WHAT THIS TASK INVOLVES - Extract the complete listing and repeat it word for word.

EXTRACTED INFORMATION -
Content starts

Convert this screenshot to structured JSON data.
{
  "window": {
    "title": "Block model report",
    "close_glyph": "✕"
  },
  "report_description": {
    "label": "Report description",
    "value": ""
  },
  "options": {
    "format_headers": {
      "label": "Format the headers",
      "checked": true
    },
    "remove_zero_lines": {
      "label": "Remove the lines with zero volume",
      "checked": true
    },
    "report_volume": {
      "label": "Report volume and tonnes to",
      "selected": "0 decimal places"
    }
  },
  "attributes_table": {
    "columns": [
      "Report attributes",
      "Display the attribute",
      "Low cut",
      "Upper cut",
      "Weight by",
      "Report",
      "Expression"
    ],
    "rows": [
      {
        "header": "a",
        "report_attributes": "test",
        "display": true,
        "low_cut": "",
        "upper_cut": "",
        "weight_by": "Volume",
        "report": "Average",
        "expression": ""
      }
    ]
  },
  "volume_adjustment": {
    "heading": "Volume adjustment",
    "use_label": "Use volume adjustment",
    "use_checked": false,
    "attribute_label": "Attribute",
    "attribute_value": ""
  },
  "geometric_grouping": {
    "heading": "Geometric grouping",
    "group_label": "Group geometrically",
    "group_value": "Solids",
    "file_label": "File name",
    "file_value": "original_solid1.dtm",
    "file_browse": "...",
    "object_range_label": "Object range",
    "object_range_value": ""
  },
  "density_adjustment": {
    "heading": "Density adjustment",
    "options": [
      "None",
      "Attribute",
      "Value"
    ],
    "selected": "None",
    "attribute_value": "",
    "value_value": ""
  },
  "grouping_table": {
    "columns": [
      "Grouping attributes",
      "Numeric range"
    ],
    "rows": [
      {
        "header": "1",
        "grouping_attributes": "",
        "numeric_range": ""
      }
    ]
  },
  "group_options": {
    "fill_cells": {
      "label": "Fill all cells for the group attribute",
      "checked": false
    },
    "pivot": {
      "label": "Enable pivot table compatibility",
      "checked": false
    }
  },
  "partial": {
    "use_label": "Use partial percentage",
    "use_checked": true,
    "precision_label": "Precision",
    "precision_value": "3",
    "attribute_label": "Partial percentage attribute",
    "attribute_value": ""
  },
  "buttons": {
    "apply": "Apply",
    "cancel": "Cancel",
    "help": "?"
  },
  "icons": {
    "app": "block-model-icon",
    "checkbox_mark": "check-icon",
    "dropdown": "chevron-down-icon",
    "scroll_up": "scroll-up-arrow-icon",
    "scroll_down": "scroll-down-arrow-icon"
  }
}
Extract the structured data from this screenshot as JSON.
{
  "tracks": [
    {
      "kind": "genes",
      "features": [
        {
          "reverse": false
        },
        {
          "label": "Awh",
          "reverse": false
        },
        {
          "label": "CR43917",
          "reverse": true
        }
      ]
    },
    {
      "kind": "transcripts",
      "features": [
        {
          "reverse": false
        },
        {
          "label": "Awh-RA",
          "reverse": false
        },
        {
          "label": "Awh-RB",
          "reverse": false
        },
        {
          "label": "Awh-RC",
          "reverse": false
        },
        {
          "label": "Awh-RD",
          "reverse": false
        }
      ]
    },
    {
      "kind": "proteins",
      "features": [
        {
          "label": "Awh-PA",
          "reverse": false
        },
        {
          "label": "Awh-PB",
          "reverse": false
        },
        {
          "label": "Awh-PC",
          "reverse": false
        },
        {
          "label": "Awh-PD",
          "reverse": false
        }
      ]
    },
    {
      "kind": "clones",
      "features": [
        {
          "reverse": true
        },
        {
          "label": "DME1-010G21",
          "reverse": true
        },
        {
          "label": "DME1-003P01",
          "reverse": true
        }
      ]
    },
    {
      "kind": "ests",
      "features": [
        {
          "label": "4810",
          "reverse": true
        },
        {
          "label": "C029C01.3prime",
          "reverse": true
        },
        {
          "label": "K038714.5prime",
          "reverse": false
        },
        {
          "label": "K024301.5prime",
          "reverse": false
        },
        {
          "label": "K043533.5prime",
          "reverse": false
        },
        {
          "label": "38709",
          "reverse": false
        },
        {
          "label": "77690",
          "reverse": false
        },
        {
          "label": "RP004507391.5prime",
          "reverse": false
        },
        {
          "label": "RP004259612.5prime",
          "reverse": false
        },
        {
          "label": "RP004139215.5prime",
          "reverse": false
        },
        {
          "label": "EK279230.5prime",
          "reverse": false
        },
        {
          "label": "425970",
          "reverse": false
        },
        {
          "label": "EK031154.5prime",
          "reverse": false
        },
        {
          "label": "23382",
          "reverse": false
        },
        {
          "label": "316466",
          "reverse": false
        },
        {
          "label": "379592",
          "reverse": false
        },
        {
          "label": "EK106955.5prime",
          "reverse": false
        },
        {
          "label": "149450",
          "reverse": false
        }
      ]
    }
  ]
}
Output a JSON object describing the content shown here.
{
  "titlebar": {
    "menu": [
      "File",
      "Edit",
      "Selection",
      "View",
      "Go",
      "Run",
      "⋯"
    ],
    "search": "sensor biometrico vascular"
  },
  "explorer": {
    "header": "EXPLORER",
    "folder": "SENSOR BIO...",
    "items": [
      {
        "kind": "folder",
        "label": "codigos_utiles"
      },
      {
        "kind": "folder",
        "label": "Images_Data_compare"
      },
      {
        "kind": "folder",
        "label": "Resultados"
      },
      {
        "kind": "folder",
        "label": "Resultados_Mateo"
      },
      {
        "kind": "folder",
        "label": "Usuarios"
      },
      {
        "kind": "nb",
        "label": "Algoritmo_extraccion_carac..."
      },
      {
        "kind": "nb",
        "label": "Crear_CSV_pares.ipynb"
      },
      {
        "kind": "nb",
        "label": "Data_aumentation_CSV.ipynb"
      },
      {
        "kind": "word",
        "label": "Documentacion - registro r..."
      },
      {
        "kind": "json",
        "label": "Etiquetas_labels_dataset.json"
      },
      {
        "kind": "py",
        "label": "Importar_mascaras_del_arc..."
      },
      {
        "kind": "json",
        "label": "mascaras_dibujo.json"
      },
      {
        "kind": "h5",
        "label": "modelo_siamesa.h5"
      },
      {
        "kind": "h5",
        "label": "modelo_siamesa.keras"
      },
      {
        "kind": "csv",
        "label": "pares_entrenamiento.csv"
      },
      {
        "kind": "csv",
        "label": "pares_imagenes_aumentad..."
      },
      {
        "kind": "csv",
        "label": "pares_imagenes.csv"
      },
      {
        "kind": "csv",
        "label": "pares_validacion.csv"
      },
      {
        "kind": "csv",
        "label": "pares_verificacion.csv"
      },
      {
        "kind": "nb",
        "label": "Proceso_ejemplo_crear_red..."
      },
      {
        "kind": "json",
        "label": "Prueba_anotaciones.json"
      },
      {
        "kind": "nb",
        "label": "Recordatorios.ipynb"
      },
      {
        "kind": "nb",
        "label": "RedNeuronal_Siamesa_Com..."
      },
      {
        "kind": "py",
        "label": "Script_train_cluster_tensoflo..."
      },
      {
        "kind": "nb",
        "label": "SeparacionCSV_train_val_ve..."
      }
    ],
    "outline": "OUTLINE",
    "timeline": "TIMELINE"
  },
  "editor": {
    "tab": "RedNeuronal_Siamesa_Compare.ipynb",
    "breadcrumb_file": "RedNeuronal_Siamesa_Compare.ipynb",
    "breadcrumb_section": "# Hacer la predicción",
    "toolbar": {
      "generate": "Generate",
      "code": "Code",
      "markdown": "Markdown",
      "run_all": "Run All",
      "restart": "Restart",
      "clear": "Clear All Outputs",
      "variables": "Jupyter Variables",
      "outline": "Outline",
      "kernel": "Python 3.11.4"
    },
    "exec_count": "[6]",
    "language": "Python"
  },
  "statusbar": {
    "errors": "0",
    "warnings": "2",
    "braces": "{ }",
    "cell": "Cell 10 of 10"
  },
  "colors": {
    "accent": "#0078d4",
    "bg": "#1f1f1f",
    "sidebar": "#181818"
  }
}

Content ends

TASK SOLUTION -
Convert this screenshot to structured JSON data.
{
  "window": {
    "title": "Block model report",
    "close_glyph": "✕"
  },
  "report_description": {
    "label": "Report description",
    "value": ""
  },
  "options": {
    "format_headers": {
      "label": "Format the headers",
      "checked": true
    },
    "remove_zero_lines": {
      "label": "Remove the lines with zero volume",
      "checked": true
    },
    "report_volume": {
      "label": "Report volume and tonnes to",
      "selected": "0 decimal places"
    }
  },
  "attributes_table": {
    "columns": [
      "Report attributes",
      "Display the attribute",
      "Low cut",
      "Upper cut",
      "Weight by",
      "Report",
      "Expression"
    ],
    "rows": [
      {
        "header": "a",
        "report_attributes": "test",
        "display": true,
        "low_cut": "",
        "upper_cut": "",
        "weight_by": "Volume",
        "report": "Average",
        "expression": ""
      }
    ]
  },
  "volume_adjustment": {
    "heading": "Volume adjustment",
    "use_label": "Use volume adjustment",
    "use_checked": false,
    "attribute_label": "Attribute",
    "attribute_value": ""
  },
  "geometric_grouping": {
    "heading": "Geometric grouping",
    "group_label": "Group geometrically",
    "group_value": "Solids",
    "file_label": "File name",
    "file_value": "original_solid1.dtm",
    "file_browse": "...",
    "object_range_label": "Object range",
    "object_range_value": ""
  },
  "density_adjustment": {
    "heading": "Density adjustment",
    "options": [
      "None",
      "Attribute",
      "Value"
    ],
    "selected": "None",
    "attribute_value": "",
    "value_value": ""
  },
  "grouping_table": {
    "columns": [
      "Grouping attributes",
      "Numeric range"
    ],
    "rows": [
      {
        "header": "1",
        "grouping_attributes": "",
        "numeric_range": ""
      }
    ]
  },
  "group_options": {
    "fill_cells": {
      "label": "Fill all cells for the group attribute",
      "checked": false
    },
    "pivot": {
      "label": "Enable pivot table compatibility",
      "checked": false
    }
  },
  "partial": {
    "use_label": "Use partial percentage",
    "use_checked": true,
    "precision_label": "Precision",
    "precision_value": "3",
    "attribute_label": "Partial percentage attribute",
    "attribute_value": ""
  },
  "buttons": {
    "apply": "Apply",
    "cancel": "Cancel",
    "help": "?"
  },
  "icons": {
    "app": "block-model-icon",
    "checkbox_mark": "check-icon",
    "dropdown": "chevron-down-icon",
    "scroll_up": "scroll-up-arrow-icon",
    "scroll_down": "scroll-down-arrow-icon"
  }
}
Extract the structured data from this screenshot as JSON.
{
  "tracks": [
    {
      "kind": "genes",
      "features": [
        {
          "reverse": false
        },
        {
          "label": "Awh",
          "reverse": false
        },
        {
          "label": "CR43917",
          "reverse": true
        }
      ]
    },
    {
      "kind": "transcripts",
      "features": [
        {
          "reverse": false
        },
        {
          "label": "Awh-RA",
          "reverse": false
        },
        {
          "label": "Awh-RB",
          "reverse": false
        },
        {
          "label": "Awh-RC",
          "reverse": false
        },
        {
          "label": "Awh-RD",
          "reverse": false
        }
      ]
    },
    {
      "kind": "proteins",
      "features": [
        {
          "label": "Awh-PA",
          "reverse": false
        },
        {
          "label": "Awh-PB",
          "reverse": false
        },
        {
          "label": "Awh-PC",
          "reverse": false
        },
        {
          "label": "Awh-PD",
          "reverse": false
        }
      ]
    },
    {
      "kind": "clones",
      "features": [
        {
          "reverse": true
        },
        {
          "label": "DME1-010G21",
          "reverse": true
        },
        {
          "label": "DME1-003P01",
          "reverse": true
        }
      ]
    },
    {
      "kind": "ests",
      "features": [
        {
          "label": "4810",
          "reverse": true
        },
        {
          "label": "C029C01.3prime",
          "reverse": true
        },
        {
          "label": "K038714.5prime",
          "reverse": false
        },
        {
          "label": "K024301.5prime",
          "reverse": false
        },
        {
          "label": "K043533.5prime",
          "reverse": false
        },
        {
          "label": "38709",
          "reverse": false
        },
        {
          "label": "77690",
          "reverse": false
        },
        {
          "label": "RP004507391.5prime",
          "reverse": false
        },
        {
          "label": "RP004259612.5prime",
          "reverse": false
        },
        {
          "label": "RP004139215.5prime",
          "reverse": false
        },
        {
          "label": "EK279230.5prime",
          "reverse": false
        },
        {
          "label": "425970",
          "reverse": false
        },
        {
          "label": "EK031154.5prime",
          "reverse": false
        },
        {
          "label": "23382",
          "reverse": false
        },
        {
          "label": "316466",
          "reverse": false
        },
        {
          "label": "379592",
          "reverse": false
        },
        {
          "label": "EK106955.5prime",
          "reverse": false
        },
        {
          "label": "149450",
          "reverse": false
        }
      ]
    }
  ]
}
Output a JSON object describing the content shown here.
{
  "titlebar": {
    "menu": [
      "File",
      "Edit",
      "Selection",
      "View",
      "Go",
      "Run",
      "⋯"
    ],
    "search": "sensor biometrico vascular"
  },
  "explorer": {
    "header": "EXPLORER",
    "folder": "SENSOR BIO...",
    "items": [
      {
        "kind": "folder",
        "label": "codigos_utiles"
      },
      {
        "kind": "folder",
        "label": "Images_Data_compare"
      },
      {
        "kind": "folder",
        "label": "Resultados"
      },
      {
        "kind": "folder",
        "label": "Resultados_Mateo"
      },
      {
        "kind": "folder",
        "label": "Usuarios"
      },
      {
        "kind": "nb",
        "label": "Algoritmo_extraccion_carac..."
      },
      {
        "kind": "nb",
        "label": "Crear_CSV_pares.ipynb"
      },
      {
        "kind": "nb",
        "label": "Data_aumentation_CSV.ipynb"
      },
      {
        "kind": "word",
        "label": "Documentacion - registro r..."
      },
      {
        "kind": "json",
        "label": "Etiquetas_labels_dataset.json"
      },
      {
        "kind": "py",
        "label": "Importar_mascaras_del_arc..."
      },
      {
        "kind": "json",
        "label": "mascaras_dibujo.json"
      },
      {
        "kind": "h5",
        "label": "modelo_siamesa.h5"
      },
      {
        "kind": "h5",
        "label": "modelo_siamesa.keras"
      },
      {
        "kind": "csv",
        "label": "pares_entrenamiento.csv"
      },
      {
        "kind": "csv",
        "label": "pares_imagenes_aumentad..."
      },
      {
        "kind": "csv",
        "label": "pares_imagenes.csv"
      },
      {
        "kind": "csv",
        "label": "pares_validacion.csv"
      },
      {
        "kind": "csv",
        "label": "pares_verificacion.csv"
      },
      {
        "kind": "nb",
        "label": "Proceso_ejemplo_crear_red..."
      },
      {
        "kind": "json",
        "label": "Prueba_anotaciones.json"
      },
      {
        "kind": "nb",
        "label": "Recordatorios.ipynb"
      },
      {
        "kind": "nb",
        "label": "RedNeuronal_Siamesa_Com..."
      },
      {
        "kind": "py",
        "label": "Script_train_cluster_tensoflo..."
      },
      {
        "kind": "nb",
        "label": "SeparacionCSV_train_val_ve..."
      }
    ],
    "outline": "OUTLINE",
    "timeline": "TIMELINE"
  },
  "editor": {
    "tab": "RedNeuronal_Siamesa_Compare.ipynb",
    "breadcrumb_file": "RedNeuronal_Siamesa_Compare.ipynb",
    "breadcrumb_section": "# Hacer la predicción",
    "toolbar": {
      "generate": "Generate",
      "code": "Code",
      "markdown": "Markdown",
      "run_all": "Run All",
      "restart": "Restart",
      "clear": "Clear All Outputs",
      "variables": "Jupyter Variables",
      "outline": "Outline",
      "kernel": "Python 3.11.4"
    },
    "exec_count": "[6]",
    "language": "Python"
  },
  "statusbar": {
    "errors": "0",
    "warnings": "2",
    "braces": "{ }",
    "cell": "Cell 10 of 10"
  },
  "colors": {
    "accent": "#0078d4",
    "bg": "#1f1f1f",
    "sidebar": "#181818"
  }
}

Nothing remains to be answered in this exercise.